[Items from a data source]
--- Begin ---
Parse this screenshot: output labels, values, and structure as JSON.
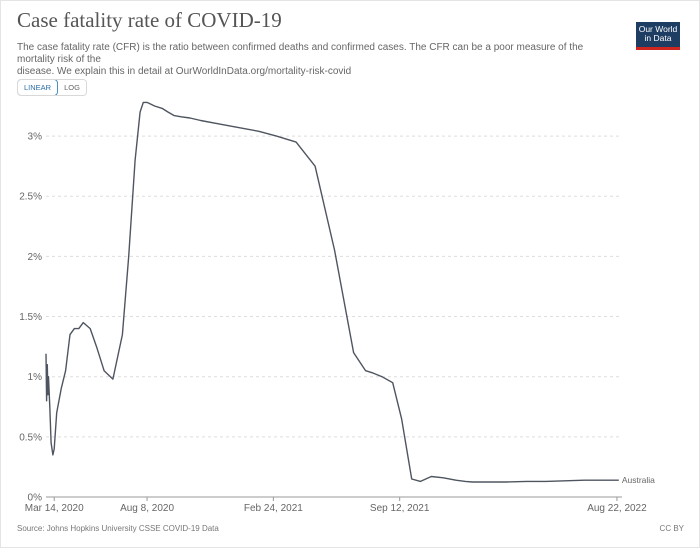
{
  "header": {
    "title": "Case fatality rate of COVID-19",
    "subtitle_line1": "The case fatality rate (CFR) is the ratio between confirmed deaths and confirmed cases. The CFR can be a poor measure of the mortality risk of the",
    "subtitle_line2": "disease. We explain this in detail at OurWorldInData.org/mortality-risk-covid",
    "logo_line1": "Our World",
    "logo_line2": "in Data"
  },
  "controls": {
    "linear_label": "LINEAR",
    "log_label": "LOG",
    "active": "LINEAR"
  },
  "footer": {
    "source": "Source: Johns Hopkins University CSSE COVID-19 Data",
    "license": "CC BY"
  },
  "colors": {
    "line": "#4f5560",
    "grid": "#dddddd",
    "axis_text": "#666666",
    "logo_bg": "#1d3d63",
    "logo_accent": "#ce261e"
  },
  "chart_data": {
    "type": "line",
    "title": "Case fatality rate of COVID-19",
    "xlabel": "",
    "ylabel": "",
    "y_unit": "%",
    "x_ticks": [
      "Mar 14, 2020",
      "Aug 8, 2020",
      "Feb 24, 2021",
      "Sep 12, 2021",
      "Aug 22, 2022"
    ],
    "y_ticks": [
      "0%",
      "0.5%",
      "1%",
      "1.5%",
      "2%",
      "2.5%",
      "3%"
    ],
    "y_tick_values": [
      0,
      0.5,
      1,
      1.5,
      2,
      2.5,
      3
    ],
    "ylim": [
      0,
      3.3
    ],
    "xlim": [
      "2020-03-01",
      "2022-08-30"
    ],
    "grid": true,
    "legend": "inline-end",
    "series": [
      {
        "name": "Australia",
        "x": [
          "2020-03-01",
          "2020-03-02",
          "2020-03-03",
          "2020-03-04",
          "2020-03-05",
          "2020-03-07",
          "2020-03-09",
          "2020-03-12",
          "2020-03-14",
          "2020-03-18",
          "2020-03-25",
          "2020-04-01",
          "2020-04-08",
          "2020-04-15",
          "2020-04-22",
          "2020-04-29",
          "2020-05-10",
          "2020-05-20",
          "2020-06-01",
          "2020-06-15",
          "2020-06-30",
          "2020-07-10",
          "2020-07-20",
          "2020-07-28",
          "2020-08-02",
          "2020-08-08",
          "2020-08-20",
          "2020-09-01",
          "2020-09-10",
          "2020-09-20",
          "2020-10-01",
          "2020-10-15",
          "2020-11-01",
          "2020-12-01",
          "2021-01-01",
          "2021-02-01",
          "2021-03-01",
          "2021-04-01",
          "2021-05-01",
          "2021-06-01",
          "2021-07-01",
          "2021-07-20",
          "2021-08-01",
          "2021-08-15",
          "2021-09-01",
          "2021-09-15",
          "2021-10-01",
          "2021-10-15",
          "2021-11-01",
          "2021-11-20",
          "2021-12-10",
          "2021-12-25",
          "2022-01-05",
          "2022-01-15",
          "2022-02-01",
          "2022-03-01",
          "2022-04-01",
          "2022-05-01",
          "2022-06-01",
          "2022-07-01",
          "2022-08-01",
          "2022-08-25"
        ],
        "values": [
          1.19,
          0.8,
          1.1,
          0.85,
          1.0,
          0.75,
          0.45,
          0.35,
          0.4,
          0.7,
          0.9,
          1.05,
          1.35,
          1.4,
          1.4,
          1.45,
          1.4,
          1.25,
          1.05,
          0.98,
          1.35,
          2.0,
          2.8,
          3.2,
          3.28,
          3.28,
          3.25,
          3.23,
          3.2,
          3.17,
          3.16,
          3.15,
          3.13,
          3.1,
          3.07,
          3.04,
          3.0,
          2.95,
          2.75,
          2.05,
          1.2,
          1.05,
          1.03,
          1.0,
          0.95,
          0.65,
          0.15,
          0.13,
          0.17,
          0.16,
          0.14,
          0.13,
          0.125,
          0.125,
          0.125,
          0.125,
          0.13,
          0.13,
          0.135,
          0.14,
          0.14,
          0.14
        ]
      }
    ]
  }
}
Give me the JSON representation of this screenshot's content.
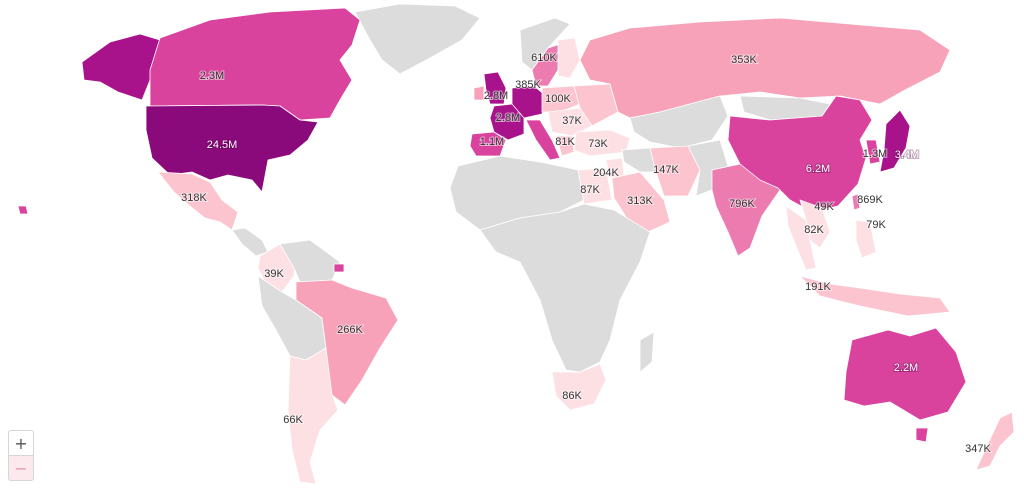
{
  "controls": {
    "zoom_in": "+",
    "zoom_out": "−"
  },
  "colors": {
    "no_data": "#dcdcdc",
    "scale": [
      "#fde0e4",
      "#fbc4cf",
      "#f7a2b8",
      "#ec7bb0",
      "#d9439e",
      "#a8138c",
      "#8a0a7c"
    ]
  },
  "labels": {
    "usa": "24.5M",
    "canada": "2.3M",
    "mexico": "318K",
    "colombia": "39K",
    "brazil": "266K",
    "argentina": "66K",
    "uk": "2.8M",
    "france": "2.8M",
    "spain": "1.1M",
    "sweden": "610K",
    "denmark": "385K",
    "poland": "100K",
    "romania": "37K",
    "greece": "81K",
    "turkey": "73K",
    "egypt": "87K",
    "jordan": "204K",
    "saudi": "313K",
    "iran": "147K",
    "india": "796K",
    "russia": "353K",
    "china": "6.2M",
    "korea": "1.3M",
    "japan": "3.4M",
    "taiwan": "869K",
    "vietnam": "49K",
    "thailand": "82K",
    "philippines": "79K",
    "indonesia": "191K",
    "south_africa": "86K",
    "australia": "2.2M",
    "new_zealand": "347K"
  }
}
--- End ---
WHAT IS EXPECTED
Repeat the full listing above exactly, with no pictures in the copy.

TASK SOLUTION
Parse this screenshot: output labels, values, and structure as JSON.
{
  "header": {
    "title": "Case fatality rate of COVID-19",
    "subtitle_line1": "The case fatality rate (CFR) is the ratio between confirmed deaths and confirmed cases. The CFR can be a poor measure of the mortality risk of the",
    "subtitle_line2": "disease. We explain this in detail at OurWorldInData.org/mortality-risk-covid",
    "logo_line1": "Our World",
    "logo_line2": "in Data"
  },
  "controls": {
    "linear_label": "LINEAR",
    "log_label": "LOG",
    "active": "LINEAR"
  },
  "footer": {
    "source": "Source: Johns Hopkins University CSSE COVID-19 Data",
    "license": "CC BY"
  },
  "colors": {
    "line": "#4f5560",
    "grid": "#dddddd",
    "axis_text": "#666666",
    "logo_bg": "#1d3d63",
    "logo_accent": "#ce261e"
  },
  "chart_data": {
    "type": "line",
    "title": "Case fatality rate of COVID-19",
    "xlabel": "",
    "ylabel": "",
    "y_unit": "%",
    "x_ticks": [
      "Mar 14, 2020",
      "Aug 8, 2020",
      "Feb 24, 2021",
      "Sep 12, 2021",
      "Aug 22, 2022"
    ],
    "y_ticks": [
      "0%",
      "0.5%",
      "1%",
      "1.5%",
      "2%",
      "2.5%",
      "3%"
    ],
    "y_tick_values": [
      0,
      0.5,
      1,
      1.5,
      2,
      2.5,
      3
    ],
    "ylim": [
      0,
      3.3
    ],
    "xlim": [
      "2020-03-01",
      "2022-08-30"
    ],
    "grid": true,
    "legend": "inline-end",
    "series": [
      {
        "name": "Australia",
        "x": [
          "2020-03-01",
          "2020-03-02",
          "2020-03-03",
          "2020-03-04",
          "2020-03-05",
          "2020-03-07",
          "2020-03-09",
          "2020-03-12",
          "2020-03-14",
          "2020-03-18",
          "2020-03-25",
          "2020-04-01",
          "2020-04-08",
          "2020-04-15",
          "2020-04-22",
          "2020-04-29",
          "2020-05-10",
          "2020-05-20",
          "2020-06-01",
          "2020-06-15",
          "2020-06-30",
          "2020-07-10",
          "2020-07-20",
          "2020-07-28",
          "2020-08-02",
          "2020-08-08",
          "2020-08-20",
          "2020-09-01",
          "2020-09-10",
          "2020-09-20",
          "2020-10-01",
          "2020-10-15",
          "2020-11-01",
          "2020-12-01",
          "2021-01-01",
          "2021-02-01",
          "2021-03-01",
          "2021-04-01",
          "2021-05-01",
          "2021-06-01",
          "2021-07-01",
          "2021-07-20",
          "2021-08-01",
          "2021-08-15",
          "2021-09-01",
          "2021-09-15",
          "2021-10-01",
          "2021-10-15",
          "2021-11-01",
          "2021-11-20",
          "2021-12-10",
          "2021-12-25",
          "2022-01-05",
          "2022-01-15",
          "2022-02-01",
          "2022-03-01",
          "2022-04-01",
          "2022-05-01",
          "2022-06-01",
          "2022-07-01",
          "2022-08-01",
          "2022-08-25"
        ],
        "values": [
          1.19,
          0.8,
          1.1,
          0.85,
          1.0,
          0.75,
          0.45,
          0.35,
          0.4,
          0.7,
          0.9,
          1.05,
          1.35,
          1.4,
          1.4,
          1.45,
          1.4,
          1.25,
          1.05,
          0.98,
          1.35,
          2.0,
          2.8,
          3.2,
          3.28,
          3.28,
          3.25,
          3.23,
          3.2,
          3.17,
          3.16,
          3.15,
          3.13,
          3.1,
          3.07,
          3.04,
          3.0,
          2.95,
          2.75,
          2.05,
          1.2,
          1.05,
          1.03,
          1.0,
          0.95,
          0.65,
          0.15,
          0.13,
          0.17,
          0.16,
          0.14,
          0.13,
          0.125,
          0.125,
          0.125,
          0.125,
          0.13,
          0.13,
          0.135,
          0.14,
          0.14,
          0.14
        ]
      }
    ]
  }
}
Give me the JSON representation of this screenshot's content.
{
  "controls": {
    "zoom_in": "+",
    "zoom_out": "−"
  },
  "colors": {
    "no_data": "#dcdcdc",
    "scale": [
      "#fde0e4",
      "#fbc4cf",
      "#f7a2b8",
      "#ec7bb0",
      "#d9439e",
      "#a8138c",
      "#8a0a7c"
    ]
  },
  "labels": {
    "usa": "24.5M",
    "canada": "2.3M",
    "mexico": "318K",
    "colombia": "39K",
    "brazil": "266K",
    "argentina": "66K",
    "uk": "2.8M",
    "france": "2.8M",
    "spain": "1.1M",
    "sweden": "610K",
    "denmark": "385K",
    "poland": "100K",
    "romania": "37K",
    "greece": "81K",
    "turkey": "73K",
    "egypt": "87K",
    "jordan": "204K",
    "saudi": "313K",
    "iran": "147K",
    "india": "796K",
    "russia": "353K",
    "china": "6.2M",
    "korea": "1.3M",
    "japan": "3.4M",
    "taiwan": "869K",
    "vietnam": "49K",
    "thailand": "82K",
    "philippines": "79K",
    "indonesia": "191K",
    "south_africa": "86K",
    "australia": "2.2M",
    "new_zealand": "347K"
  }
}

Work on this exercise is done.